The exercise: All of the data should be repeated exactly; pictures are not part of the copy.

Material for this task:
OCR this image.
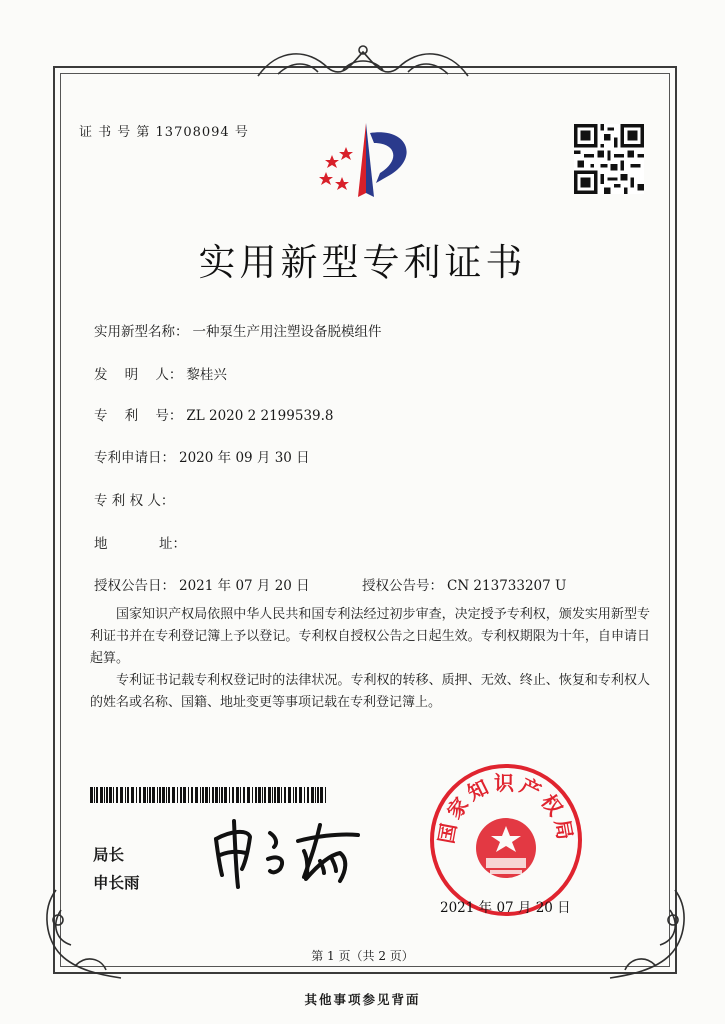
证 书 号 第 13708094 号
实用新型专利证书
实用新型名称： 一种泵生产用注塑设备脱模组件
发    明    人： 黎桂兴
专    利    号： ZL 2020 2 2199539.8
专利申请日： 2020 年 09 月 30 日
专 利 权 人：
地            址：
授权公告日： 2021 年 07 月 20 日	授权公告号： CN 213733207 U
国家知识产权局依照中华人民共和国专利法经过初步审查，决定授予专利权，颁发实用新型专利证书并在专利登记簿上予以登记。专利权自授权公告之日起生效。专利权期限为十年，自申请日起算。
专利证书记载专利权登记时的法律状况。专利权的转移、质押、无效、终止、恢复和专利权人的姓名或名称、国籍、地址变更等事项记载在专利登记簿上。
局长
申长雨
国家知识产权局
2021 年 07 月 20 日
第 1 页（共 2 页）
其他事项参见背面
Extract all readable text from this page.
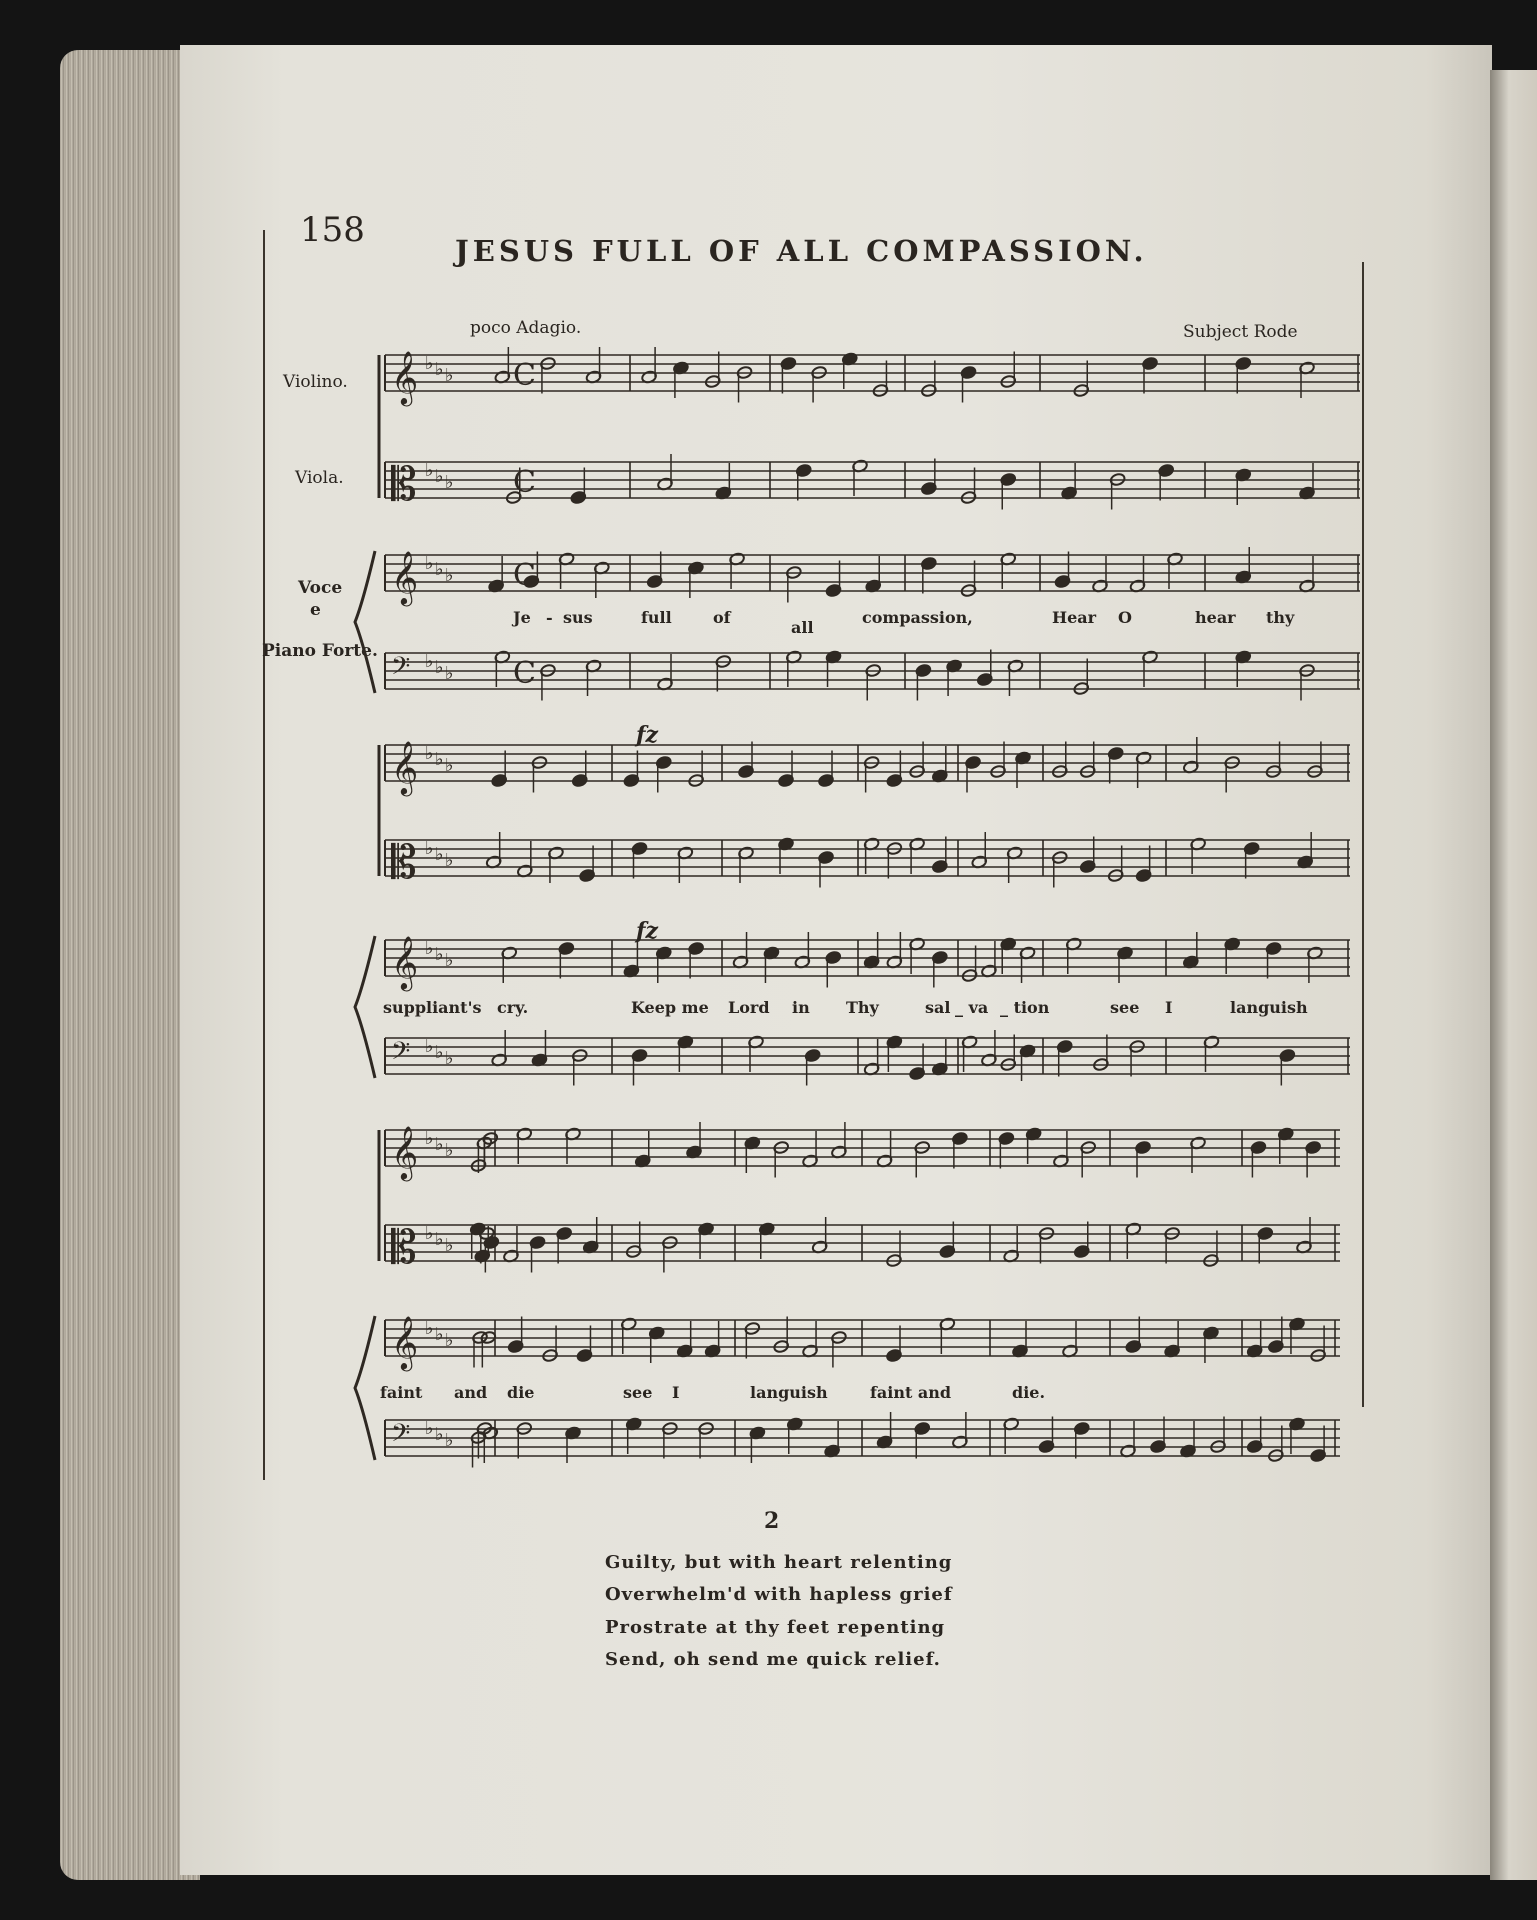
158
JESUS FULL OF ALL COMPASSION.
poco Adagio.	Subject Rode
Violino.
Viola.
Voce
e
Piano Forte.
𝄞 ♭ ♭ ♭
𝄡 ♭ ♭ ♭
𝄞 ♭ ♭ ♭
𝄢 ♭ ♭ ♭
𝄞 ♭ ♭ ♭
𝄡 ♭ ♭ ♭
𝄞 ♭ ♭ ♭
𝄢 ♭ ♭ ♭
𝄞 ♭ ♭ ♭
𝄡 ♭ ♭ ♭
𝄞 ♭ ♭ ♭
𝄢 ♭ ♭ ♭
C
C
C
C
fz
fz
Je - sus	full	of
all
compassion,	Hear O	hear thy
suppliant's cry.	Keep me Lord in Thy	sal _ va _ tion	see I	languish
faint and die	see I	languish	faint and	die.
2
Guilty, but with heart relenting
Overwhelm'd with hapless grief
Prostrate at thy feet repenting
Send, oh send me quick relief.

Completed exercise:
OCR this image.
证 书 号 第 13708094 号
实用新型专利证书
实用新型名称： 一种泵生产用注塑设备脱模组件
发    明    人： 黎桂兴
专    利    号： ZL 2020 2 2199539.8
专利申请日： 2020 年 09 月 30 日
专 利 权 人：
地            址：
授权公告日： 2021 年 07 月 20 日	授权公告号： CN 213733207 U
国家知识产权局依照中华人民共和国专利法经过初步审查，决定授予专利权，颁发实用新型专利证书并在专利登记簿上予以登记。专利权自授权公告之日起生效。专利权期限为十年，自申请日起算。
专利证书记载专利权登记时的法律状况。专利权的转移、质押、无效、终止、恢复和专利权人的姓名或名称、国籍、地址变更等事项记载在专利登记簿上。
局长
申长雨
国家知识产权局
2021 年 07 月 20 日
第 1 页（共 2 页）
其他事项参见背面
Extract all readable text from this page.
158
JESUS FULL OF ALL COMPASSION.
poco Adagio.	Subject Rode
Violino.
Viola.
Voce
e
Piano Forte.
𝄞 ♭ ♭ ♭
𝄡 ♭ ♭ ♭
𝄞 ♭ ♭ ♭
𝄢 ♭ ♭ ♭
𝄞 ♭ ♭ ♭
𝄡 ♭ ♭ ♭
𝄞 ♭ ♭ ♭
𝄢 ♭ ♭ ♭
𝄞 ♭ ♭ ♭
𝄡 ♭ ♭ ♭
𝄞 ♭ ♭ ♭
𝄢 ♭ ♭ ♭
C
C
C
C
fz
fz
Je - sus	full	of
all
compassion,	Hear O	hear thy
suppliant's cry.	Keep me Lord in Thy	sal _ va _ tion	see I	languish
faint and die	see I	languish	faint and	die.
2
Guilty, but with heart relenting
Overwhelm'd with hapless grief
Prostrate at thy feet repenting
Send, oh send me quick relief.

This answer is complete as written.